Quote the records beneath, complete and exact. Leave out images.

◆ TASK DATA:
(begin)
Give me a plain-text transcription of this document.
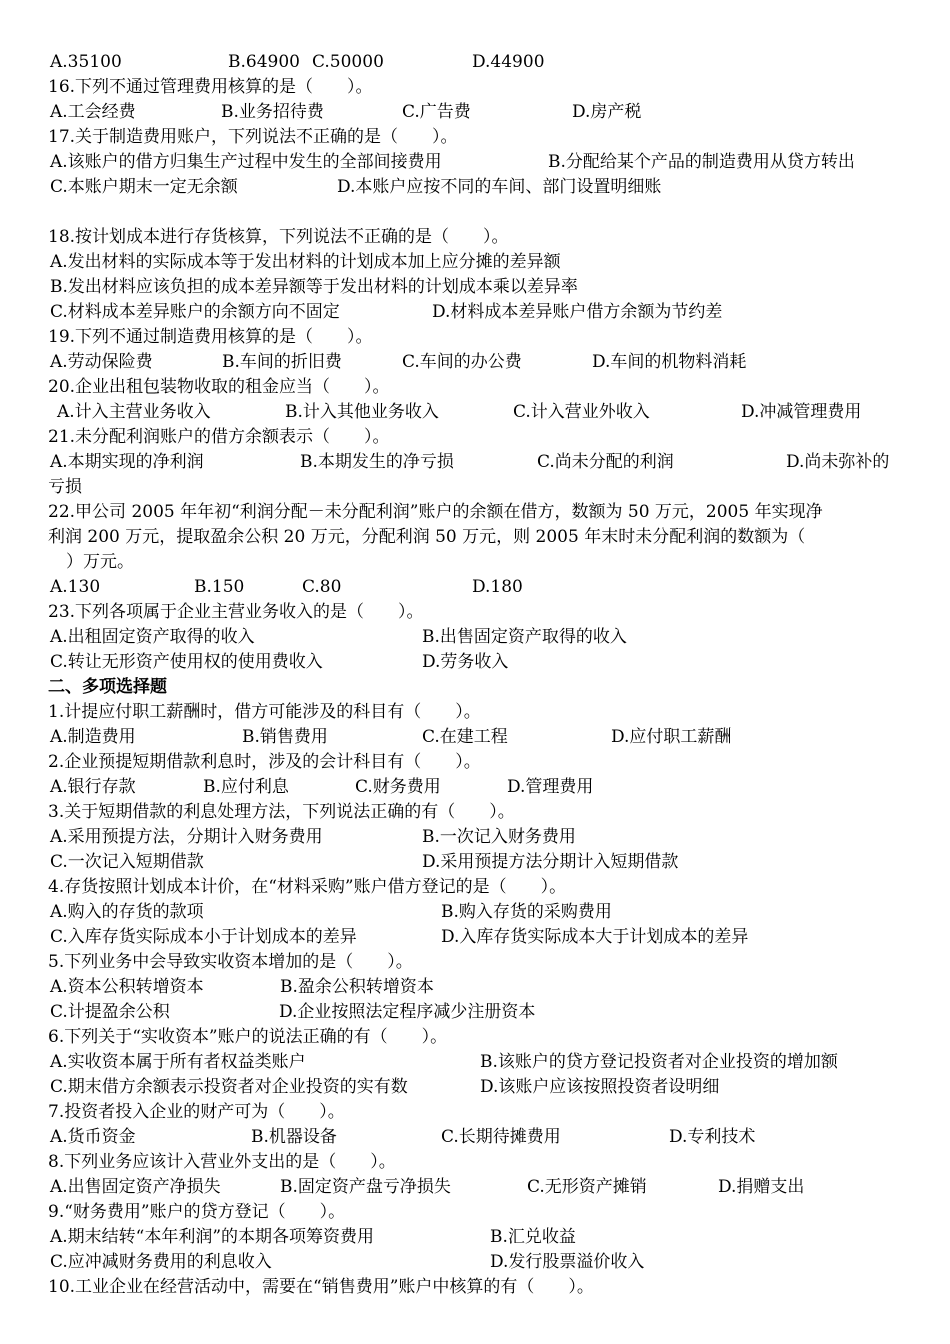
A.35100	B.64900 C.50000	D.44900
16.下列不通过管理费用核算的是（　　）。
A.工会经费	B.业务招待费	C.广告费	D.房产税
17.关于制造费用账户，下列说法不正确的是（　　）。
A.该账户的借方归集生产过程中发生的全部间接费用	B.分配给某个产品的制造费用从贷方转出
C.本账户期末一定无余额	D.本账户应按不同的车间、部门设置明细账
18.按计划成本进行存货核算，下列说法不正确的是（　　）。
A.发出材料的实际成本等于发出材料的计划成本加上应分摊的差异额
B.发出材料应该负担的成本差异额等于发出材料的计划成本乘以差异率
C.材料成本差异账户的余额方向不固定	D.材料成本差异账户借方余额为节约差
19.下列不通过制造费用核算的是（　　）。
A.劳动保险费	B.车间的折旧费	C.车间的办公费	D.车间的机物料消耗
20.企业出租包装物收取的租金应当（　　）。
A.计入主营业务收入	B.计入其他业务收入	C.计入营业外收入	D.冲减管理费用
21.未分配利润账户的借方余额表示（　　）。
A.本期实现的净利润	B.本期发生的净亏损	C.尚未分配的利润	D.尚未弥补的
亏损
22.甲公司 2005 年年初“利润分配－未分配利润”账户的余额在借方，数额为 50 万元，2005 年实现净
利润 200 万元，提取盈余公积 20 万元，分配利润 50 万元，则 2005 年末时未分配利润的数额为（
）万元。
A.130	B.150	C.80	D.180
23.下列各项属于企业主营业务收入的是（　　）。
A.出租固定资产取得的收入	B.出售固定资产取得的收入
C.转让无形资产使用权的使用费收入	D.劳务收入
二、多项选择题
1.计提应付职工薪酬时，借方可能涉及的科目有（　　）。
A.制造费用	B.销售费用	C.在建工程	D.应付职工薪酬
2.企业预提短期借款利息时，涉及的会计科目有（　　）。
A.银行存款	B.应付利息	C.财务费用	D.管理费用
3.关于短期借款的利息处理方法，下列说法正确的有（　　）。
A.采用预提方法，分期计入财务费用	B.一次记入财务费用
C.一次记入短期借款	D.采用预提方法分期计入短期借款
4.存货按照计划成本计价，在“材料采购”账户借方登记的是（　　）。
A.购入的存货的款项	B.购入存货的采购费用
C.入库存货实际成本小于计划成本的差异	D.入库存货实际成本大于计划成本的差异
5.下列业务中会导致实收资本增加的是（　　）。
A.资本公积转增资本	B.盈余公积转增资本
C.计提盈余公积	D.企业按照法定程序减少注册资本
6.下列关于“实收资本”账户的说法正确的有（　　）。
A.实收资本属于所有者权益类账户	B.该账户的贷方登记投资者对企业投资的增加额
C.期末借方余额表示投资者对企业投资的实有数	D.该账户应该按照投资者设明细
7.投资者投入企业的财产可为（　　）。
A.货币资金	B.机器设备	C.长期待摊费用	D.专利技术
8.下列业务应该计入营业外支出的是（　　）。
A.出售固定资产净损失	B.固定资产盘亏净损失	C.无形资产摊销	D.捐赠支出
9.“财务费用”账户的贷方登记（　　）。
A.期末结转“本年利润”的本期各项筹资费用	B.汇兑收益
C.应冲减财务费用的利息收入	D.发行股票溢价收入
10.工业企业在经营活动中，需要在“销售费用”账户中核算的有（　　）。
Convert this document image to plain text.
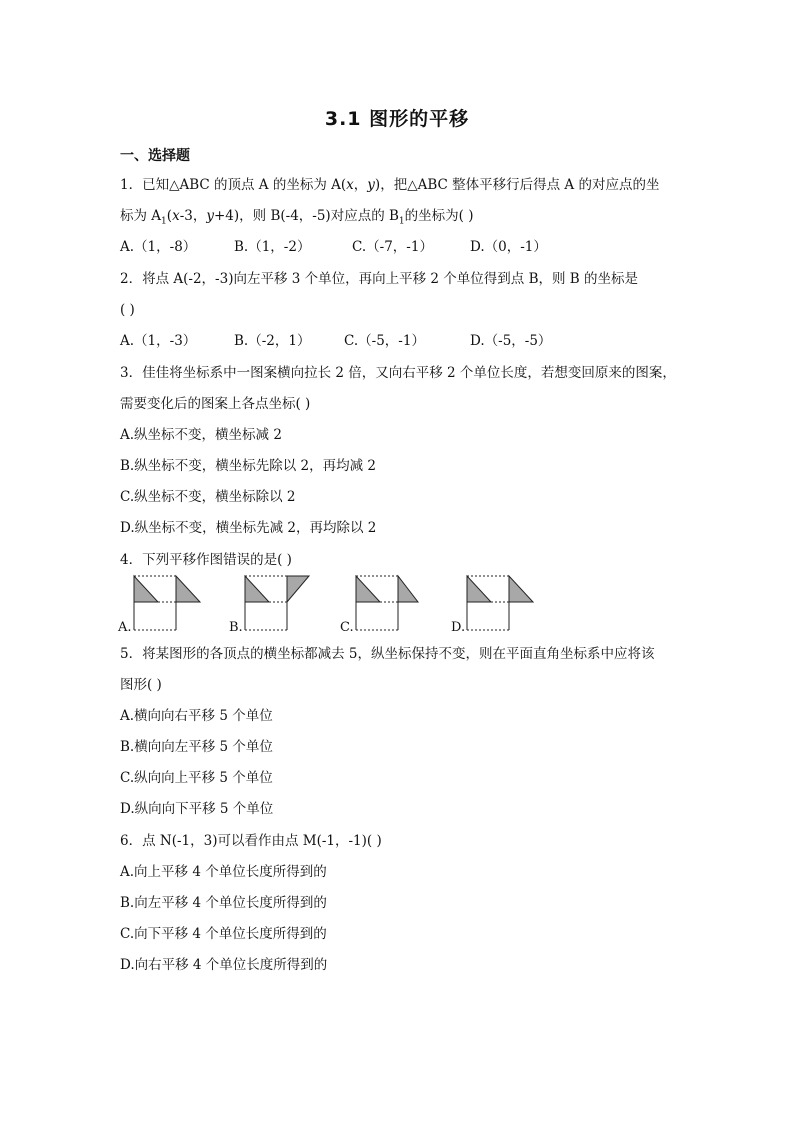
3.1 图形的平移
一、选择题
1．已知△ABC 的顶点 A 的坐标为 A(x，y)，把△ABC 整体平移行后得点 A 的对应点的坐
标为 $A_1(x-3$，y+4)，则 B(-4，-5)对应点的 $B_1$的坐标为( )
A.（1，-8）	B.（1，-2）	C.（-7，-1）	D.（0，-1）
2．将点 A(-2，-3)向左平移 3 个单位，再向上平移 2 个单位得到点 B，则 B 的坐标是
( )
A.（1，-3）	B.（-2，1） C.（-5，-1）	D.（-5，-5）
3．佳佳将坐标系中一图案横向拉长 2 倍，又向右平移 2 个单位长度，若想变回原来的图案，
需要变化后的图案上各点坐标( )
A.纵坐标不变，横坐标减 2
B.纵坐标不变，横坐标先除以 2，再均减 2
C.纵坐标不变，横坐标除以 2
D.纵坐标不变，横坐标先减 2，再均除以 2
4．下列平移作图错误的是( )
A.	B.	C.	D.
5．将某图形的各顶点的横坐标都减去 5，纵坐标保持不变，则在平面直角坐标系中应将该
图形( )
A.横向向右平移 5 个单位
B.横向向左平移 5 个单位
C.纵向向上平移 5 个单位
D.纵向向下平移 5 个单位
6．点 N(-1，3)可以看作由点 M(-1，-1)( )
A.向上平移 4 个单位长度所得到的
B.向左平移 4 个单位长度所得到的
C.向下平移 4 个单位长度所得到的
D.向右平移 4 个单位长度所得到的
(end)
◆ SOLUTION BELOW:
Give me a plain-text transcription of this document.
A.35100	B.64900 C.50000	D.44900
16.下列不通过管理费用核算的是（　　）。
A.工会经费	B.业务招待费	C.广告费	D.房产税
17.关于制造费用账户，下列说法不正确的是（　　）。
A.该账户的借方归集生产过程中发生的全部间接费用	B.分配给某个产品的制造费用从贷方转出
C.本账户期末一定无余额	D.本账户应按不同的车间、部门设置明细账
18.按计划成本进行存货核算，下列说法不正确的是（　　）。
A.发出材料的实际成本等于发出材料的计划成本加上应分摊的差异额
B.发出材料应该负担的成本差异额等于发出材料的计划成本乘以差异率
C.材料成本差异账户的余额方向不固定	D.材料成本差异账户借方余额为节约差
19.下列不通过制造费用核算的是（　　）。
A.劳动保险费	B.车间的折旧费	C.车间的办公费	D.车间的机物料消耗
20.企业出租包装物收取的租金应当（　　）。
A.计入主营业务收入	B.计入其他业务收入	C.计入营业外收入	D.冲减管理费用
21.未分配利润账户的借方余额表示（　　）。
A.本期实现的净利润	B.本期发生的净亏损	C.尚未分配的利润	D.尚未弥补的
亏损
22.甲公司 2005 年年初“利润分配－未分配利润”账户的余额在借方，数额为 50 万元，2005 年实现净
利润 200 万元，提取盈余公积 20 万元，分配利润 50 万元，则 2005 年末时未分配利润的数额为（
）万元。
A.130	B.150	C.80	D.180
23.下列各项属于企业主营业务收入的是（　　）。
A.出租固定资产取得的收入	B.出售固定资产取得的收入
C.转让无形资产使用权的使用费收入	D.劳务收入
二、多项选择题
1.计提应付职工薪酬时，借方可能涉及的科目有（　　）。
A.制造费用	B.销售费用	C.在建工程	D.应付职工薪酬
2.企业预提短期借款利息时，涉及的会计科目有（　　）。
A.银行存款	B.应付利息	C.财务费用	D.管理费用
3.关于短期借款的利息处理方法，下列说法正确的有（　　）。
A.采用预提方法，分期计入财务费用	B.一次记入财务费用
C.一次记入短期借款	D.采用预提方法分期计入短期借款
4.存货按照计划成本计价，在“材料采购”账户借方登记的是（　　）。
A.购入的存货的款项	B.购入存货的采购费用
C.入库存货实际成本小于计划成本的差异	D.入库存货实际成本大于计划成本的差异
5.下列业务中会导致实收资本增加的是（　　）。
A.资本公积转增资本	B.盈余公积转增资本
C.计提盈余公积	D.企业按照法定程序减少注册资本
6.下列关于“实收资本”账户的说法正确的有（　　）。
A.实收资本属于所有者权益类账户	B.该账户的贷方登记投资者对企业投资的增加额
C.期末借方余额表示投资者对企业投资的实有数	D.该账户应该按照投资者设明细
7.投资者投入企业的财产可为（　　）。
A.货币资金	B.机器设备	C.长期待摊费用	D.专利技术
8.下列业务应该计入营业外支出的是（　　）。
A.出售固定资产净损失	B.固定资产盘亏净损失	C.无形资产摊销	D.捐赠支出
9.“财务费用”账户的贷方登记（　　）。
A.期末结转“本年利润”的本期各项筹资费用	B.汇兑收益
C.应冲减财务费用的利息收入	D.发行股票溢价收入
10.工业企业在经营活动中，需要在“销售费用”账户中核算的有（　　）。
Convert this document image to plain text.
3.1 图形的平移
一、选择题
1．已知△ABC 的顶点 A 的坐标为 A(x，y)，把△ABC 整体平移行后得点 A 的对应点的坐
标为 $A_1(x-3$，y+4)，则 B(-4，-5)对应点的 $B_1$的坐标为( )
A.（1，-8）	B.（1，-2）	C.（-7，-1）	D.（0，-1）
2．将点 A(-2，-3)向左平移 3 个单位，再向上平移 2 个单位得到点 B，则 B 的坐标是
( )
A.（1，-3）	B.（-2，1） C.（-5，-1）	D.（-5，-5）
3．佳佳将坐标系中一图案横向拉长 2 倍，又向右平移 2 个单位长度，若想变回原来的图案，
需要变化后的图案上各点坐标( )
A.纵坐标不变，横坐标减 2
B.纵坐标不变，横坐标先除以 2，再均减 2
C.纵坐标不变，横坐标除以 2
D.纵坐标不变，横坐标先减 2，再均除以 2
4．下列平移作图错误的是( )
A.	B.	C.	D.
5．将某图形的各顶点的横坐标都减去 5，纵坐标保持不变，则在平面直角坐标系中应将该
图形( )
A.横向向右平移 5 个单位
B.横向向左平移 5 个单位
C.纵向向上平移 5 个单位
D.纵向向下平移 5 个单位
6．点 N(-1，3)可以看作由点 M(-1，-1)( )
A.向上平移 4 个单位长度所得到的
B.向左平移 4 个单位长度所得到的
C.向下平移 4 个单位长度所得到的
D.向右平移 4 个单位长度所得到的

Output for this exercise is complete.